[Stored records]

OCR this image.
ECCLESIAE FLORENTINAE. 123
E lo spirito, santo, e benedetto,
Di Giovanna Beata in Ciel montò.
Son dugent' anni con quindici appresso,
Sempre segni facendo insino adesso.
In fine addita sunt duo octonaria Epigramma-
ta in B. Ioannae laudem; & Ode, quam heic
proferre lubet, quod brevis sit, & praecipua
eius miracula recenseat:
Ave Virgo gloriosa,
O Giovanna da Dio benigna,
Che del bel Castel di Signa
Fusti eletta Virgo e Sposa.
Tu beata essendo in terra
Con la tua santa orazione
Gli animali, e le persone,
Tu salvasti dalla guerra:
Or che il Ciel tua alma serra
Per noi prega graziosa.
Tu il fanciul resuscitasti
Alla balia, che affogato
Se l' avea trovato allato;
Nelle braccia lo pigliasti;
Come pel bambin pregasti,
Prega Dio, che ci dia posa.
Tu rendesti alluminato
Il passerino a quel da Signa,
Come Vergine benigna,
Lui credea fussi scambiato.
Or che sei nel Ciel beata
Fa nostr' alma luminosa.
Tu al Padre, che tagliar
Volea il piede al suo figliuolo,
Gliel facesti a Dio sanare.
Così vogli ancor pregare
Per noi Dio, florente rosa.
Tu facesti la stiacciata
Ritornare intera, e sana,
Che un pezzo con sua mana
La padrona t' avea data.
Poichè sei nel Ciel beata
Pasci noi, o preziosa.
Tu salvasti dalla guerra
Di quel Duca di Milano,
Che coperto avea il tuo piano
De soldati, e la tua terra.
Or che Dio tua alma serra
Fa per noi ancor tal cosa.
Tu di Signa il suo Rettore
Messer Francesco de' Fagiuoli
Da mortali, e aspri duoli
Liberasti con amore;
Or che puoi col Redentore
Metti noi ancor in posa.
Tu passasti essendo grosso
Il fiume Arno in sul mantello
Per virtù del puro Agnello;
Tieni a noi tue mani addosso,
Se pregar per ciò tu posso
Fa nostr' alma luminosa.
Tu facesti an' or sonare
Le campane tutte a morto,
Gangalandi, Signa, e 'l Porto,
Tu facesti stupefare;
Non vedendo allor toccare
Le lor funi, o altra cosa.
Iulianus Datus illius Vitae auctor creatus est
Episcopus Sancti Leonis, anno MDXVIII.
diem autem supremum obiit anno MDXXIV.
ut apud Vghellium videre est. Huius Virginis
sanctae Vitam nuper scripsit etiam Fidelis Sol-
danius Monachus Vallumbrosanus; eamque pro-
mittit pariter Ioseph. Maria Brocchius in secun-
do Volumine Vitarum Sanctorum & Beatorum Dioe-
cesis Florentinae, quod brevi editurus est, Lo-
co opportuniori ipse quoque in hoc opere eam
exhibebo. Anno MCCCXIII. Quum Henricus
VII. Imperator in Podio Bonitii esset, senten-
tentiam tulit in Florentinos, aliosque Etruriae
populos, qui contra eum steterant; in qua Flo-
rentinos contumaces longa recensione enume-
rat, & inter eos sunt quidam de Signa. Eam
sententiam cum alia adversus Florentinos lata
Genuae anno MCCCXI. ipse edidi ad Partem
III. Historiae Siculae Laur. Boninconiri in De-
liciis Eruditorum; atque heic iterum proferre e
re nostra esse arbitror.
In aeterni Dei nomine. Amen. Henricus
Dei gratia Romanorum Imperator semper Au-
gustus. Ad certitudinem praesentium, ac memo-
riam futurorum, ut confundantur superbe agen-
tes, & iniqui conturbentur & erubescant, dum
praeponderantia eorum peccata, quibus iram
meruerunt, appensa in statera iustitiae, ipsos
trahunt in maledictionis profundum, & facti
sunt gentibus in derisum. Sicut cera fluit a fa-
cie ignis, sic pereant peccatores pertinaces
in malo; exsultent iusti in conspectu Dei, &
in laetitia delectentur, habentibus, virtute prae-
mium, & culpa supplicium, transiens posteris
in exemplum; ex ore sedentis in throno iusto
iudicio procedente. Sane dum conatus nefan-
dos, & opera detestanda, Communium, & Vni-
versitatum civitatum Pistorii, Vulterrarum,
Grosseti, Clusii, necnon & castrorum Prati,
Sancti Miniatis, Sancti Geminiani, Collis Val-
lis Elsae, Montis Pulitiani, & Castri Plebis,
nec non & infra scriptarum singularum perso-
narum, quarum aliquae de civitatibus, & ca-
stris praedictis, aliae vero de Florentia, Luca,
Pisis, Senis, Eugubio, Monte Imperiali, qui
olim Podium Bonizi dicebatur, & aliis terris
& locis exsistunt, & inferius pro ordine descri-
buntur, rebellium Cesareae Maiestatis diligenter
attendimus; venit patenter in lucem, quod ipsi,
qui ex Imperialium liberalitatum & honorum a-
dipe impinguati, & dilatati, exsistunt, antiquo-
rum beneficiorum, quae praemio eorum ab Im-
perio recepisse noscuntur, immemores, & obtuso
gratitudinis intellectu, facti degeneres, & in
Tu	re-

◆ **AIM OF THE EXERCISE**
Write every entry out again exactly.

◆ **SOLUTION TO THE EXERCISE**
OCR this image.
ECCLESIAE FLORENTINAE. 123
E lo spirito, santo, e benedetto,
Di Giovanna Beata in Ciel montò.
Son dugent' anni con quindici appresso,
Sempre segni facendo insino adesso.
In fine addita sunt duo octonaria Epigramma-
ta in B. Ioannae laudem; & Ode, quam heic
proferre lubet, quod brevis sit, & praecipua
eius miracula recenseat:
Ave Virgo gloriosa,
O Giovanna da Dio benigna,
Che del bel Castel di Signa
Fusti eletta Virgo e Sposa.
Tu beata essendo in terra
Con la tua santa orazione
Gli animali, e le persone,
Tu salvasti dalla guerra:
Or che il Ciel tua alma serra
Per noi prega graziosa.
Tu il fanciul resuscitasti
Alla balia, che affogato
Se l' avea trovato allato;
Nelle braccia lo pigliasti;
Come pel bambin pregasti,
Prega Dio, che ci dia posa.
Tu rendesti alluminato
Il passerino a quel da Signa,
Come Vergine benigna,
Lui credea fussi scambiato.
Or che sei nel Ciel beata
Fa nostr' alma luminosa.
Tu al Padre, che tagliar
Volea il piede al suo figliuolo,
Gliel facesti a Dio sanare.
Così vogli ancor pregare
Per noi Dio, florente rosa.
Tu facesti la stiacciata
Ritornare intera, e sana,
Che un pezzo con sua mana
La padrona t' avea data.
Poichè sei nel Ciel beata
Pasci noi, o preziosa.
Tu salvasti dalla guerra
Di quel Duca di Milano,
Che coperto avea il tuo piano
De soldati, e la tua terra.
Or che Dio tua alma serra
Fa per noi ancor tal cosa.
Tu di Signa il suo Rettore
Messer Francesco de' Fagiuoli
Da mortali, e aspri duoli
Liberasti con amore;
Or che puoi col Redentore
Metti noi ancor in posa.
Tu passasti essendo grosso
Il fiume Arno in sul mantello
Per virtù del puro Agnello;
Tieni a noi tue mani addosso,
Se pregar per ciò tu posso
Fa nostr' alma luminosa.
Tu facesti an' or sonare
Le campane tutte a morto,
Gangalandi, Signa, e 'l Porto,
Tu facesti stupefare;
Non vedendo allor toccare
Le lor funi, o altra cosa.
Iulianus Datus illius Vitae auctor creatus est
Episcopus Sancti Leonis, anno MDXVIII.
diem autem supremum obiit anno MDXXIV.
ut apud Vghellium videre est. Huius Virginis
sanctae Vitam nuper scripsit etiam Fidelis Sol-
danius Monachus Vallumbrosanus; eamque pro-
mittit pariter Ioseph. Maria Brocchius in secun-
do Volumine Vitarum Sanctorum & Beatorum Dioe-
cesis Florentinae, quod brevi editurus est, Lo-
co opportuniori ipse quoque in hoc opere eam
exhibebo. Anno MCCCXIII. Quum Henricus
VII. Imperator in Podio Bonitii esset, senten-
tentiam tulit in Florentinos, aliosque Etruriae
populos, qui contra eum steterant; in qua Flo-
rentinos contumaces longa recensione enume-
rat, & inter eos sunt quidam de Signa. Eam
sententiam cum alia adversus Florentinos lata
Genuae anno MCCCXI. ipse edidi ad Partem
III. Historiae Siculae Laur. Boninconiri in De-
liciis Eruditorum; atque heic iterum proferre e
re nostra esse arbitror.
In aeterni Dei nomine. Amen. Henricus
Dei gratia Romanorum Imperator semper Au-
gustus. Ad certitudinem praesentium, ac memo-
riam futurorum, ut confundantur superbe agen-
tes, & iniqui conturbentur & erubescant, dum
praeponderantia eorum peccata, quibus iram
meruerunt, appensa in statera iustitiae, ipsos
trahunt in maledictionis profundum, & facti
sunt gentibus in derisum. Sicut cera fluit a fa-
cie ignis, sic pereant peccatores pertinaces
in malo; exsultent iusti in conspectu Dei, &
in laetitia delectentur, habentibus, virtute prae-
mium, & culpa supplicium, transiens posteris
in exemplum; ex ore sedentis in throno iusto
iudicio procedente. Sane dum conatus nefan-
dos, & opera detestanda, Communium, & Vni-
versitatum civitatum Pistorii, Vulterrarum,
Grosseti, Clusii, necnon & castrorum Prati,
Sancti Miniatis, Sancti Geminiani, Collis Val-
lis Elsae, Montis Pulitiani, & Castri Plebis,
nec non & infra scriptarum singularum perso-
narum, quarum aliquae de civitatibus, & ca-
stris praedictis, aliae vero de Florentia, Luca,
Pisis, Senis, Eugubio, Monte Imperiali, qui
olim Podium Bonizi dicebatur, & aliis terris
& locis exsistunt, & inferius pro ordine descri-
buntur, rebellium Cesareae Maiestatis diligenter
attendimus; venit patenter in lucem, quod ipsi,
qui ex Imperialium liberalitatum & honorum a-
dipe impinguati, & dilatati, exsistunt, antiquo-
rum beneficiorum, quae praemio eorum ab Im-
perio recepisse noscuntur, immemores, & obtuso
gratitudinis intellectu, facti degeneres, & in
Tu	re-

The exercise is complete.